Data for this task:
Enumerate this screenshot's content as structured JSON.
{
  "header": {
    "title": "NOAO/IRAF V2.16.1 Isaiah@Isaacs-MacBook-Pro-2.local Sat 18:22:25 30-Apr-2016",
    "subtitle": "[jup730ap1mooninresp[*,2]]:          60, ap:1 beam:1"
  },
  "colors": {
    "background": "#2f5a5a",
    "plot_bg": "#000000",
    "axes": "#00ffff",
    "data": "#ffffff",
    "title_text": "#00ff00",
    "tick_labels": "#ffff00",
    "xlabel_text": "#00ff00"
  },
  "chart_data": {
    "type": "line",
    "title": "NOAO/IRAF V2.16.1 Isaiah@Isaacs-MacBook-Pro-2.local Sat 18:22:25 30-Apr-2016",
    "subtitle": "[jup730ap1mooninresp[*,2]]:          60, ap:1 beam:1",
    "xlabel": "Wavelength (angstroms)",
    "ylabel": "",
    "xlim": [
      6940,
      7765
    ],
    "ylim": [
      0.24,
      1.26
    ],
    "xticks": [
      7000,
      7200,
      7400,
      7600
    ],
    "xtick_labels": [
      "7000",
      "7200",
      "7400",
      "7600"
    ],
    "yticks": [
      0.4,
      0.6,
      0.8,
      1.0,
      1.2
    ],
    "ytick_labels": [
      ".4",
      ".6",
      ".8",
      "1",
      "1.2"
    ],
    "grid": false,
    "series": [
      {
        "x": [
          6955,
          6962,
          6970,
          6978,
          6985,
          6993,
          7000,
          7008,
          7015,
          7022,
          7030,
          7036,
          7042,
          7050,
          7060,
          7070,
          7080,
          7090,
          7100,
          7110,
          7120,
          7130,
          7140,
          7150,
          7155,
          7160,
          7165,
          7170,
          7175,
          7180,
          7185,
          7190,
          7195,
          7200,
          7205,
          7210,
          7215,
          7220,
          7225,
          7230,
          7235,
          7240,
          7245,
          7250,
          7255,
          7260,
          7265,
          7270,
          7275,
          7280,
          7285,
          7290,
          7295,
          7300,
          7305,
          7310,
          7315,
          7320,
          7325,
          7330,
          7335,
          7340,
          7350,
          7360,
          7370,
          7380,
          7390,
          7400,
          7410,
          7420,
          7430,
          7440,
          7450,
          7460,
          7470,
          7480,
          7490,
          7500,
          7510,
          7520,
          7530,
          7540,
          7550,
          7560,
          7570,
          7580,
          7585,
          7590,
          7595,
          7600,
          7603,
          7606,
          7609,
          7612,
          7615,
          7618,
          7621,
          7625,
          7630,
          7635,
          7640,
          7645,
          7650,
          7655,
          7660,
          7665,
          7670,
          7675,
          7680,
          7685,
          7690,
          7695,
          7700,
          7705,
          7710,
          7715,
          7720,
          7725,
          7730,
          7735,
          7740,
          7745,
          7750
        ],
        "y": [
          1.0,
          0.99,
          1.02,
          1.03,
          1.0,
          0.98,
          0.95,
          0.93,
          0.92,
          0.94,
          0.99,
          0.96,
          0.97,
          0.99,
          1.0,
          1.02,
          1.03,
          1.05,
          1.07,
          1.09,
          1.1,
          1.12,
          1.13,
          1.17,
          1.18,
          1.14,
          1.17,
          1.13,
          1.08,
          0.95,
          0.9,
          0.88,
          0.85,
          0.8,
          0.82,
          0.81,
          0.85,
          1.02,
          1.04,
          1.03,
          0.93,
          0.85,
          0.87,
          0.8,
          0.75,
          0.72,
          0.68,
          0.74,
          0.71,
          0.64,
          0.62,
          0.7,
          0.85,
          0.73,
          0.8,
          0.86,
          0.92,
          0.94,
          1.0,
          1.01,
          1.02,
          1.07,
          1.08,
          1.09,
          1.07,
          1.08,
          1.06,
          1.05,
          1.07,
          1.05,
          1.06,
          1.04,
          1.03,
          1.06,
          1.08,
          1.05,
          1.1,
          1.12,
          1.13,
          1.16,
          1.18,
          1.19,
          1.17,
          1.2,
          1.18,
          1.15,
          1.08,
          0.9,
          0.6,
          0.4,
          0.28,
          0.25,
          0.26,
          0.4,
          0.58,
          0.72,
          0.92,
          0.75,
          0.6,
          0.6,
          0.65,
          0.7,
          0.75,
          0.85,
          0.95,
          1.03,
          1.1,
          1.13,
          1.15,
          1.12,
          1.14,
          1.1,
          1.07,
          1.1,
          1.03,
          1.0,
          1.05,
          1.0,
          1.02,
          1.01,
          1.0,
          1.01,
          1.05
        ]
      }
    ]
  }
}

Given exercise:
In the entries above, locate every line with the word "beam" and copy it.

Task solution:
    "subtitle": "[jup730ap1mooninresp[*,2]]:          60, ap:1 beam:1"
    "subtitle": "[jup730ap1mooninresp[*,2]]:          60, ap:1 beam:1",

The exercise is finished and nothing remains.